Required work: Rewrite everything from the line containing "Identify all the" down to the line containing "node-leaf-return-book[interactable]: 归还图书 (983, 432, 1045, 735)", changing "interactable" to "clickable" and leaving all else as it is. Leave out the pictures.

Data for the task:
[start]
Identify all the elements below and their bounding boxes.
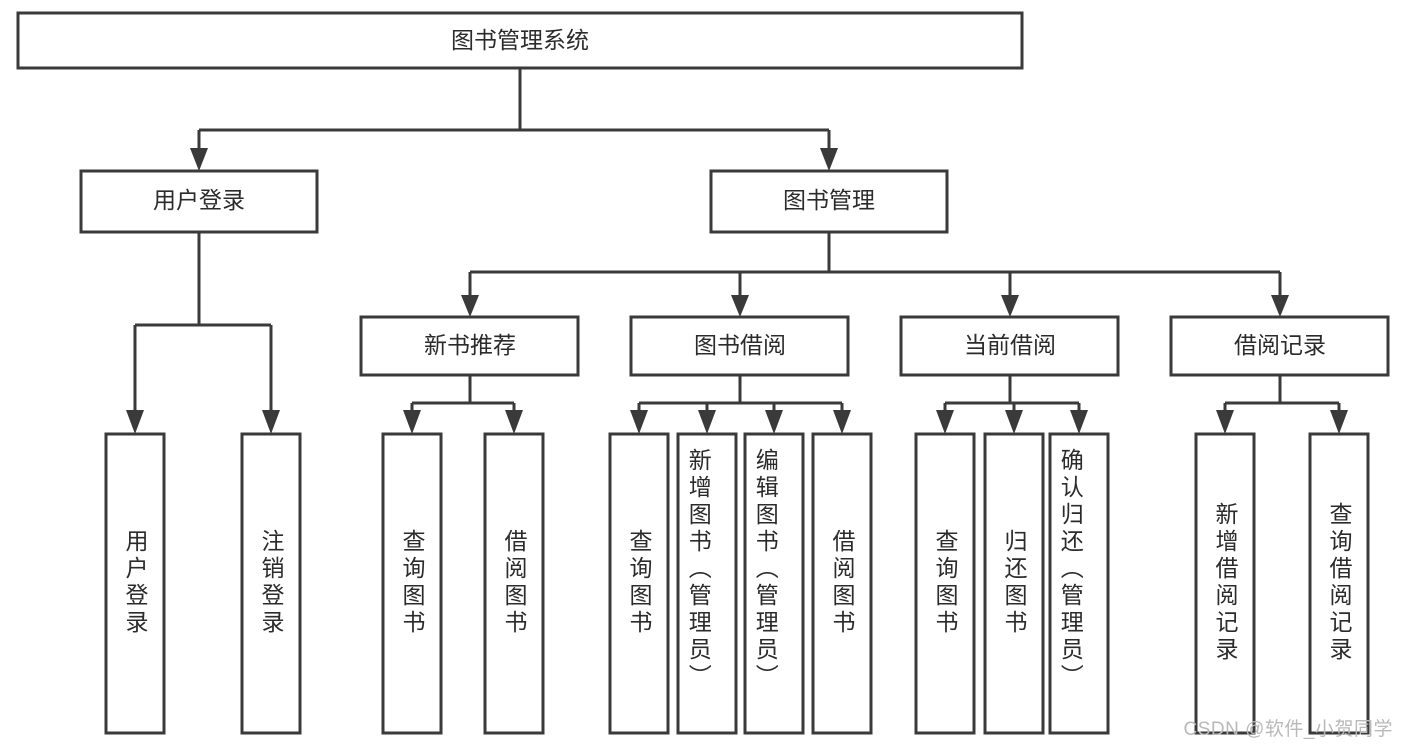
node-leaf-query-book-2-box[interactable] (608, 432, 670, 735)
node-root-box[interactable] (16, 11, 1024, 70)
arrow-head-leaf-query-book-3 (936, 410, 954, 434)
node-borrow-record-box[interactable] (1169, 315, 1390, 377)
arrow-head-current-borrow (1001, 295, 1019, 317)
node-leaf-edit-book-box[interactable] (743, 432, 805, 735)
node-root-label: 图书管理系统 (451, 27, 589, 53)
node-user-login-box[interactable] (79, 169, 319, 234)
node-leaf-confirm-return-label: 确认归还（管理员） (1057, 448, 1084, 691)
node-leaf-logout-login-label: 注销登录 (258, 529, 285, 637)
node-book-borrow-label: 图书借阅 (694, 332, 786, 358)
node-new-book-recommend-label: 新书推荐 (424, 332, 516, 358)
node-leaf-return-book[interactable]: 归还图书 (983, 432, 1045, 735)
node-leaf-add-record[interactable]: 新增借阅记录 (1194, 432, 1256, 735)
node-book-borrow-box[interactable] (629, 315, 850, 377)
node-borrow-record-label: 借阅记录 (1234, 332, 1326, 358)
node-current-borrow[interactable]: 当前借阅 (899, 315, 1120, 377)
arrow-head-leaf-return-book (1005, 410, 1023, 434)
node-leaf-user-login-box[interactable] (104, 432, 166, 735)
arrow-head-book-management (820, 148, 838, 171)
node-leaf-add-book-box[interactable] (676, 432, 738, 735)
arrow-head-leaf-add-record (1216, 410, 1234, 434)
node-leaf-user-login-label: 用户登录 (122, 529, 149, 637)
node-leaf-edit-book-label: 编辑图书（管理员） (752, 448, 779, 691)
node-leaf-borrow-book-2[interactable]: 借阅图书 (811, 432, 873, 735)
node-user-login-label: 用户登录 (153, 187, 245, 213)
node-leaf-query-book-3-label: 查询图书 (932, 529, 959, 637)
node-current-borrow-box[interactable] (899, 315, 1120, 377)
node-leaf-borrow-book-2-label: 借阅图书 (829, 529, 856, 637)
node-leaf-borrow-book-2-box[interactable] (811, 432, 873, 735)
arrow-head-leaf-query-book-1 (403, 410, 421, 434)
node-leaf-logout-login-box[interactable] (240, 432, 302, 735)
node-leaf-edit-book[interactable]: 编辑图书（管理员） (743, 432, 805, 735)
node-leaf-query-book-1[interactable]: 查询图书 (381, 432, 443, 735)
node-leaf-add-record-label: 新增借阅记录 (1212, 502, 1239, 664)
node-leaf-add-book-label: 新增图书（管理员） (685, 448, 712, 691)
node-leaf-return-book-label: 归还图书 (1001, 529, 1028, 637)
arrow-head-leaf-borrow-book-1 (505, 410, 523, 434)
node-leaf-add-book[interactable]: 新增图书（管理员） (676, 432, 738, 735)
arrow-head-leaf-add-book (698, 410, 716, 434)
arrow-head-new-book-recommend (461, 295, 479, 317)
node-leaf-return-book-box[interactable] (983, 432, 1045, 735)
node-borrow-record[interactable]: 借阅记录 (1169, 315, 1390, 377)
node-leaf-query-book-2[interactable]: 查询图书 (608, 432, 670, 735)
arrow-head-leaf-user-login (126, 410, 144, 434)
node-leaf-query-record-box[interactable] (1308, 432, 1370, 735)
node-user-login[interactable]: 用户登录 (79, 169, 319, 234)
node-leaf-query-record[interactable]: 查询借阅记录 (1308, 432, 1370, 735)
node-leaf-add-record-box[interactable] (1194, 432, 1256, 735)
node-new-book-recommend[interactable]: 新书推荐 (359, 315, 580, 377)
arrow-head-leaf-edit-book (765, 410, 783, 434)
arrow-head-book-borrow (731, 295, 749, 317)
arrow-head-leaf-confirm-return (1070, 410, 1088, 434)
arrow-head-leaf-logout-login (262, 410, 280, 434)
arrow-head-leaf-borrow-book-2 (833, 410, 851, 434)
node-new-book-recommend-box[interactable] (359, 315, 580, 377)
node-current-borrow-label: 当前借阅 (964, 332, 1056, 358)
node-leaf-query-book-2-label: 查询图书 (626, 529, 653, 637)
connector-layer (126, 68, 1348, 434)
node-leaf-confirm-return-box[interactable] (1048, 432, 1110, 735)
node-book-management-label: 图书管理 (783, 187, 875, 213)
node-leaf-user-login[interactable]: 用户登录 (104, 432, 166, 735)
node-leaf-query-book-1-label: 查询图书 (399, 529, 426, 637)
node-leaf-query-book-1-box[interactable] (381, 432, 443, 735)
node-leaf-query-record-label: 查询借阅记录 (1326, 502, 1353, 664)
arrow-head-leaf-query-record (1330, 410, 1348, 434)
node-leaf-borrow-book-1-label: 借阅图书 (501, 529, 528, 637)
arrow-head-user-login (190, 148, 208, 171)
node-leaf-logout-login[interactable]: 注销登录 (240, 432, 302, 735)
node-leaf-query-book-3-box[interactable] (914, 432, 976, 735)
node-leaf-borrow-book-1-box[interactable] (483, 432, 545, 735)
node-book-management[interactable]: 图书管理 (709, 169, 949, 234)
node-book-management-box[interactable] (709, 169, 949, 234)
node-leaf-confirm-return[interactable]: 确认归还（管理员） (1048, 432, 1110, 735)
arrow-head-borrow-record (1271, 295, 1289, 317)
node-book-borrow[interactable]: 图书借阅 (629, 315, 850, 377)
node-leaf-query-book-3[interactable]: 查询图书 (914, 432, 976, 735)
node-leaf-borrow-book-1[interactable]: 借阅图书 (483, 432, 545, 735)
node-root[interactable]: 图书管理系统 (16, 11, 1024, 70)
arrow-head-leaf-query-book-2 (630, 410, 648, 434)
[end]
[start]
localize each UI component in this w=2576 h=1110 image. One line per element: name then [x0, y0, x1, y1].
[end]
[start]
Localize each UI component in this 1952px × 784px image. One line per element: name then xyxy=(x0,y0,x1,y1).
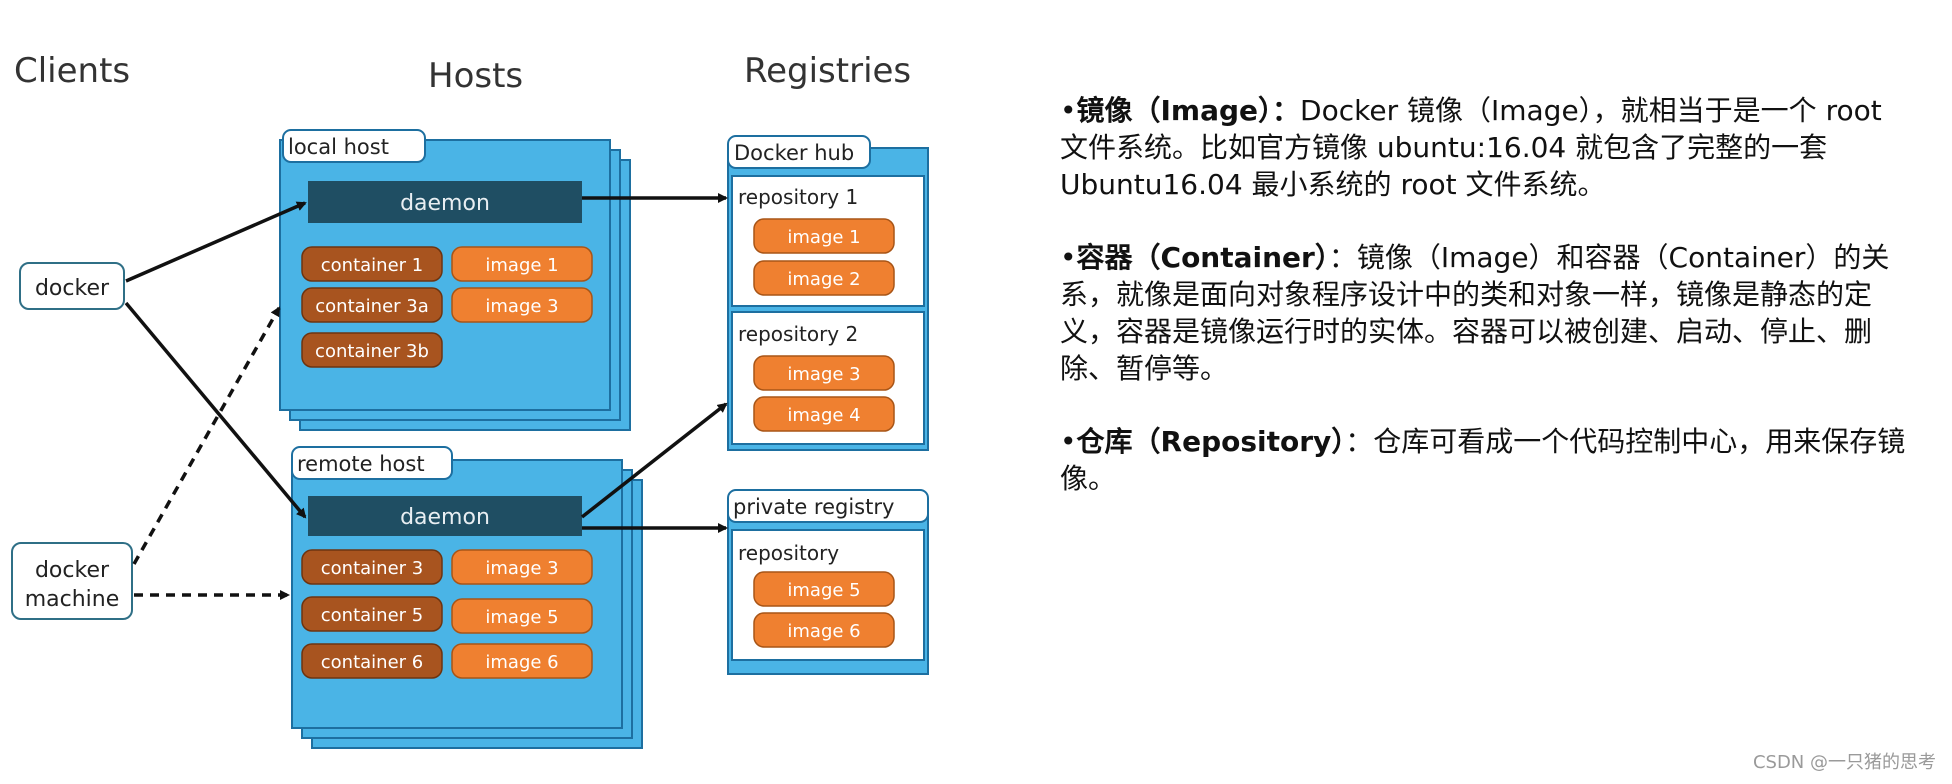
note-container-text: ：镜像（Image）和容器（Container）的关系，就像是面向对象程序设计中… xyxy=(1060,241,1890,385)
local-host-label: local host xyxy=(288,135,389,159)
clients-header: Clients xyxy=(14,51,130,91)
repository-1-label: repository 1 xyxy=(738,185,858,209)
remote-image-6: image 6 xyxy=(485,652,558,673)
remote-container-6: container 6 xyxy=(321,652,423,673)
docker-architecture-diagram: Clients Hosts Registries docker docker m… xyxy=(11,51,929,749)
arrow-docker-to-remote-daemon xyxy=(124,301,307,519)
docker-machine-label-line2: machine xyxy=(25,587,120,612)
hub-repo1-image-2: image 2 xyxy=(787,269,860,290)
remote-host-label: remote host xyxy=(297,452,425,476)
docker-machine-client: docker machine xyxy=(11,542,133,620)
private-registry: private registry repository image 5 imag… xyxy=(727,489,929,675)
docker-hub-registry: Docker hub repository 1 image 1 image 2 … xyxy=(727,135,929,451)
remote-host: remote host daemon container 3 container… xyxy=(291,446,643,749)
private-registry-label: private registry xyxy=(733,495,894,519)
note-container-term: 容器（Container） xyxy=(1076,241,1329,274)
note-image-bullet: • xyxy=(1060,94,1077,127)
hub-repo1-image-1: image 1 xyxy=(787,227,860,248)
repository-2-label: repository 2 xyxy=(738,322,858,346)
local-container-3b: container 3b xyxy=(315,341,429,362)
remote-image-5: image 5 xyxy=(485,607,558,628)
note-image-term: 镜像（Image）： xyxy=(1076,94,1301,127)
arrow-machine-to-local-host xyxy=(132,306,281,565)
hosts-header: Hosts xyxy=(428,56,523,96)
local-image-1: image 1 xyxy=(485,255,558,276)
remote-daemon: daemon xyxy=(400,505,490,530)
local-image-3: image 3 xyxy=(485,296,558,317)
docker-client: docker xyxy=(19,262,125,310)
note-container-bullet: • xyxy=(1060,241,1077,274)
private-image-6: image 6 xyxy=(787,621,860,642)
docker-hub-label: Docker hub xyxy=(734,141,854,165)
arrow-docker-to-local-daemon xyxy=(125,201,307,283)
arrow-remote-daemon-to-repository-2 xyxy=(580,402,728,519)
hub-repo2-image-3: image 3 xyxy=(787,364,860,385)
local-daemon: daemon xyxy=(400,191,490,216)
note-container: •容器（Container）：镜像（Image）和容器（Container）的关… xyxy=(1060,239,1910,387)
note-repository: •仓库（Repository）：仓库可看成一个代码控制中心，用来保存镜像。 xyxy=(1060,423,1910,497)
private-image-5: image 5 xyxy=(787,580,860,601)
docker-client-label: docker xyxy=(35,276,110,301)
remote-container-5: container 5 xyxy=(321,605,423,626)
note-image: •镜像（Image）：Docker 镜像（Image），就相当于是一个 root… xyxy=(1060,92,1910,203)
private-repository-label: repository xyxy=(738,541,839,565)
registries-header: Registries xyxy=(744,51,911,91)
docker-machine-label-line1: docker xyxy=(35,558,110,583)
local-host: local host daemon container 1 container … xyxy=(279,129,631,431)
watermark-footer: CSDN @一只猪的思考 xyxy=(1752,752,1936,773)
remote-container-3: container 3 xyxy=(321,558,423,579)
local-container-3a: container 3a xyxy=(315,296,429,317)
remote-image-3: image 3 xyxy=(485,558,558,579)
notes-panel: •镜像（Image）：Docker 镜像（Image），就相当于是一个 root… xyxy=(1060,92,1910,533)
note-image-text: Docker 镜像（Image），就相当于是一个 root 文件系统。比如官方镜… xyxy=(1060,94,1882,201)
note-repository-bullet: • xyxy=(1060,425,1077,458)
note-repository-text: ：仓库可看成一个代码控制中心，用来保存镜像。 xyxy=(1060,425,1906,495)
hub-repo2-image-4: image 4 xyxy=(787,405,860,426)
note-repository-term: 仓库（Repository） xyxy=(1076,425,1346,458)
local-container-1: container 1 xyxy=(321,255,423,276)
[end]
Final result:
Identify all the elements below and their bounding boxes.
node-leaf-query-book-2-box[clickable] (608, 432, 670, 735)
node-root-box[clickable] (16, 11, 1024, 70)
arrow-head-leaf-query-book-3 (936, 410, 954, 434)
node-borrow-record-box[clickable] (1169, 315, 1390, 377)
arrow-head-current-borrow (1001, 295, 1019, 317)
node-leaf-edit-book-box[clickable] (743, 432, 805, 735)
node-root-label: 图书管理系统 (451, 27, 589, 53)
node-user-login-box[clickable] (79, 169, 319, 234)
node-leaf-confirm-return-label: 确认归还（管理员） (1057, 448, 1084, 691)
node-leaf-logout-login-label: 注销登录 (258, 529, 285, 637)
node-book-borrow-label: 图书借阅 (694, 332, 786, 358)
node-new-book-recommend-label: 新书推荐 (424, 332, 516, 358)
node-leaf-return-book[clickable]: 归还图书 (983, 432, 1045, 735)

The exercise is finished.